* start RECORDS FOR THE TASK *

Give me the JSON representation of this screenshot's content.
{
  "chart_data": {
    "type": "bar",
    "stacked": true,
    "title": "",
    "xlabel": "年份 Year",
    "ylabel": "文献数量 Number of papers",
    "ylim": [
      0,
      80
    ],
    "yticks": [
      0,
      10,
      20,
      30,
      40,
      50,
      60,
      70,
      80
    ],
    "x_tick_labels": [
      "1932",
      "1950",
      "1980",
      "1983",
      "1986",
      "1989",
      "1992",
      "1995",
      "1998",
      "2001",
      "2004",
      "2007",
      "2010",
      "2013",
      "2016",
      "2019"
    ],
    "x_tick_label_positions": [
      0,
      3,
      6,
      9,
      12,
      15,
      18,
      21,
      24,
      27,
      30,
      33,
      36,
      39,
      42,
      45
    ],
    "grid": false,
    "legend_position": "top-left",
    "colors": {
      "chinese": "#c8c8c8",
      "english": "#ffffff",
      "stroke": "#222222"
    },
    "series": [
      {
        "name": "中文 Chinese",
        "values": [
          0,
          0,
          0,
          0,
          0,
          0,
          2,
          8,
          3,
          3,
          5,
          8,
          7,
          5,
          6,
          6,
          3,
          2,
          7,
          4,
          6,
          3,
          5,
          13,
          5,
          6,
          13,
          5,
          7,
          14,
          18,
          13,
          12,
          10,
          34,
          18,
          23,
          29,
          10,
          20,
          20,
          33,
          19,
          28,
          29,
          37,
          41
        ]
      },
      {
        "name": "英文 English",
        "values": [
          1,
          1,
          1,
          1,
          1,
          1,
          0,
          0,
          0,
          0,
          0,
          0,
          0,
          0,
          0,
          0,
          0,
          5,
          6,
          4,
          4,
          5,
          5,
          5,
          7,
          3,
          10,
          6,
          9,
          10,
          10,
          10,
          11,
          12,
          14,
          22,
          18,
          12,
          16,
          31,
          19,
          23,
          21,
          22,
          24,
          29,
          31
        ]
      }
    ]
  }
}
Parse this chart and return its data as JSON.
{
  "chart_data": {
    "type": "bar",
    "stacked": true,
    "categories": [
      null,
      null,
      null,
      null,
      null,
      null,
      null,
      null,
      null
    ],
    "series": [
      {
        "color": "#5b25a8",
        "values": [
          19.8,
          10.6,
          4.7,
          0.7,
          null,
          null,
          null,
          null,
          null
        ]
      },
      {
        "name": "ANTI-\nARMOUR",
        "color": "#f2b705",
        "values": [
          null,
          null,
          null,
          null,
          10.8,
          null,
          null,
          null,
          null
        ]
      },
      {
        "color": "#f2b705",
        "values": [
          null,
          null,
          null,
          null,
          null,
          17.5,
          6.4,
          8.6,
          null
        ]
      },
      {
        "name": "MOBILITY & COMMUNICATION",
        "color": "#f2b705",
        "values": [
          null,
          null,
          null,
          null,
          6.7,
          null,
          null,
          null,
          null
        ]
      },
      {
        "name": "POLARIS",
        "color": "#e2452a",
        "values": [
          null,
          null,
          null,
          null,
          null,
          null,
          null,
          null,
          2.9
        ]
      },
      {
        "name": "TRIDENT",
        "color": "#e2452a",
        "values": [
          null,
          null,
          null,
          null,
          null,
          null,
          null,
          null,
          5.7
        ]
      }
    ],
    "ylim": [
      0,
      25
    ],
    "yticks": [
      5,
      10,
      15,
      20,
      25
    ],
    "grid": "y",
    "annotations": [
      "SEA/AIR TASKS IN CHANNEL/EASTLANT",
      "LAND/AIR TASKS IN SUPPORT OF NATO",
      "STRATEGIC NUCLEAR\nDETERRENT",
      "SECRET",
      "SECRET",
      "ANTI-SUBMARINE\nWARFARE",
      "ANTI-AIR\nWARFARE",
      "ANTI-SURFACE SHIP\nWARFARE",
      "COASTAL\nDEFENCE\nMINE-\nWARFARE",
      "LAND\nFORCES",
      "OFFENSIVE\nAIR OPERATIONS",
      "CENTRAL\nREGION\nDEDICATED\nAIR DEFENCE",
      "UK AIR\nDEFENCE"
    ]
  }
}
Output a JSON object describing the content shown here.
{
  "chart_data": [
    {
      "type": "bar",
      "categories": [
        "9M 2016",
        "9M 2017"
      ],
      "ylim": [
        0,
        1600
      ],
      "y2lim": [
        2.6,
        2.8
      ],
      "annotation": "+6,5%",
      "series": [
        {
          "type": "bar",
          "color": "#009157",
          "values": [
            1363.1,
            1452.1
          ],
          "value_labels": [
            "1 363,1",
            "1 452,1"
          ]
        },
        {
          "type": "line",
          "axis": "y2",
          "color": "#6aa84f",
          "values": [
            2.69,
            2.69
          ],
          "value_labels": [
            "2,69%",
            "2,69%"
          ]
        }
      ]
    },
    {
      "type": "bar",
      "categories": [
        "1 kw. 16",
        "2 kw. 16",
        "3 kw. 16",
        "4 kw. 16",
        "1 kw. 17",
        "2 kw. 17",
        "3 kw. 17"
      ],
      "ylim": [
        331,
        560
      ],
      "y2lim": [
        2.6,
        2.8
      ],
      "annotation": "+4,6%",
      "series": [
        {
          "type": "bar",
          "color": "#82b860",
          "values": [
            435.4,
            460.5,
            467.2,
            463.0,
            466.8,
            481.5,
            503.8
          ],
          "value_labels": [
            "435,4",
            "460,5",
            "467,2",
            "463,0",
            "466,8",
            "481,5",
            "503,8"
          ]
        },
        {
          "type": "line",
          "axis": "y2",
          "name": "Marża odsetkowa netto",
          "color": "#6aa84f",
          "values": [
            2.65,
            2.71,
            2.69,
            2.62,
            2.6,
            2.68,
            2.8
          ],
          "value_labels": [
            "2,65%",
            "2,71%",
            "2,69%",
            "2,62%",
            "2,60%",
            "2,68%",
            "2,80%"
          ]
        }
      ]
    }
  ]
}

* end RECORDS FOR THE TASK *

WHAT TO PRODUCE.
Your task is to repeat the data exactly; please include every line.

FINISHED ANSWER.
Give me the JSON representation of this screenshot's content.
{
  "chart_data": {
    "type": "bar",
    "stacked": true,
    "title": "",
    "xlabel": "年份 Year",
    "ylabel": "文献数量 Number of papers",
    "ylim": [
      0,
      80
    ],
    "yticks": [
      0,
      10,
      20,
      30,
      40,
      50,
      60,
      70,
      80
    ],
    "x_tick_labels": [
      "1932",
      "1950",
      "1980",
      "1983",
      "1986",
      "1989",
      "1992",
      "1995",
      "1998",
      "2001",
      "2004",
      "2007",
      "2010",
      "2013",
      "2016",
      "2019"
    ],
    "x_tick_label_positions": [
      0,
      3,
      6,
      9,
      12,
      15,
      18,
      21,
      24,
      27,
      30,
      33,
      36,
      39,
      42,
      45
    ],
    "grid": false,
    "legend_position": "top-left",
    "colors": {
      "chinese": "#c8c8c8",
      "english": "#ffffff",
      "stroke": "#222222"
    },
    "series": [
      {
        "name": "中文 Chinese",
        "values": [
          0,
          0,
          0,
          0,
          0,
          0,
          2,
          8,
          3,
          3,
          5,
          8,
          7,
          5,
          6,
          6,
          3,
          2,
          7,
          4,
          6,
          3,
          5,
          13,
          5,
          6,
          13,
          5,
          7,
          14,
          18,
          13,
          12,
          10,
          34,
          18,
          23,
          29,
          10,
          20,
          20,
          33,
          19,
          28,
          29,
          37,
          41
        ]
      },
      {
        "name": "英文 English",
        "values": [
          1,
          1,
          1,
          1,
          1,
          1,
          0,
          0,
          0,
          0,
          0,
          0,
          0,
          0,
          0,
          0,
          0,
          5,
          6,
          4,
          4,
          5,
          5,
          5,
          7,
          3,
          10,
          6,
          9,
          10,
          10,
          10,
          11,
          12,
          14,
          22,
          18,
          12,
          16,
          31,
          19,
          23,
          21,
          22,
          24,
          29,
          31
        ]
      }
    ]
  }
}
Parse this chart and return its data as JSON.
{
  "chart_data": {
    "type": "bar",
    "stacked": true,
    "categories": [
      null,
      null,
      null,
      null,
      null,
      null,
      null,
      null,
      null
    ],
    "series": [
      {
        "color": "#5b25a8",
        "values": [
          19.8,
          10.6,
          4.7,
          0.7,
          null,
          null,
          null,
          null,
          null
        ]
      },
      {
        "name": "ANTI-\nARMOUR",
        "color": "#f2b705",
        "values": [
          null,
          null,
          null,
          null,
          10.8,
          null,
          null,
          null,
          null
        ]
      },
      {
        "color": "#f2b705",
        "values": [
          null,
          null,
          null,
          null,
          null,
          17.5,
          6.4,
          8.6,
          null
        ]
      },
      {
        "name": "MOBILITY & COMMUNICATION",
        "color": "#f2b705",
        "values": [
          null,
          null,
          null,
          null,
          6.7,
          null,
          null,
          null,
          null
        ]
      },
      {
        "name": "POLARIS",
        "color": "#e2452a",
        "values": [
          null,
          null,
          null,
          null,
          null,
          null,
          null,
          null,
          2.9
        ]
      },
      {
        "name": "TRIDENT",
        "color": "#e2452a",
        "values": [
          null,
          null,
          null,
          null,
          null,
          null,
          null,
          null,
          5.7
        ]
      }
    ],
    "ylim": [
      0,
      25
    ],
    "yticks": [
      5,
      10,
      15,
      20,
      25
    ],
    "grid": "y",
    "annotations": [
      "SEA/AIR TASKS IN CHANNEL/EASTLANT",
      "LAND/AIR TASKS IN SUPPORT OF NATO",
      "STRATEGIC NUCLEAR\nDETERRENT",
      "SECRET",
      "SECRET",
      "ANTI-SUBMARINE\nWARFARE",
      "ANTI-AIR\nWARFARE",
      "ANTI-SURFACE SHIP\nWARFARE",
      "COASTAL\nDEFENCE\nMINE-\nWARFARE",
      "LAND\nFORCES",
      "OFFENSIVE\nAIR OPERATIONS",
      "CENTRAL\nREGION\nDEDICATED\nAIR DEFENCE",
      "UK AIR\nDEFENCE"
    ]
  }
}
Output a JSON object describing the content shown here.
{
  "chart_data": [
    {
      "type": "bar",
      "categories": [
        "9M 2016",
        "9M 2017"
      ],
      "ylim": [
        0,
        1600
      ],
      "y2lim": [
        2.6,
        2.8
      ],
      "annotation": "+6,5%",
      "series": [
        {
          "type": "bar",
          "color": "#009157",
          "values": [
            1363.1,
            1452.1
          ],
          "value_labels": [
            "1 363,1",
            "1 452,1"
          ]
        },
        {
          "type": "line",
          "axis": "y2",
          "color": "#6aa84f",
          "values": [
            2.69,
            2.69
          ],
          "value_labels": [
            "2,69%",
            "2,69%"
          ]
        }
      ]
    },
    {
      "type": "bar",
      "categories": [
        "1 kw. 16",
        "2 kw. 16",
        "3 kw. 16",
        "4 kw. 16",
        "1 kw. 17",
        "2 kw. 17",
        "3 kw. 17"
      ],
      "ylim": [
        331,
        560
      ],
      "y2lim": [
        2.6,
        2.8
      ],
      "annotation": "+4,6%",
      "series": [
        {
          "type": "bar",
          "color": "#82b860",
          "values": [
            435.4,
            460.5,
            467.2,
            463.0,
            466.8,
            481.5,
            503.8
          ],
          "value_labels": [
            "435,4",
            "460,5",
            "467,2",
            "463,0",
            "466,8",
            "481,5",
            "503,8"
          ]
        },
        {
          "type": "line",
          "axis": "y2",
          "name": "Marża odsetkowa netto",
          "color": "#6aa84f",
          "values": [
            2.65,
            2.71,
            2.69,
            2.62,
            2.6,
            2.68,
            2.8
          ],
          "value_labels": [
            "2,65%",
            "2,71%",
            "2,69%",
            "2,62%",
            "2,60%",
            "2,68%",
            "2,80%"
          ]
        }
      ]
    }
  ]
}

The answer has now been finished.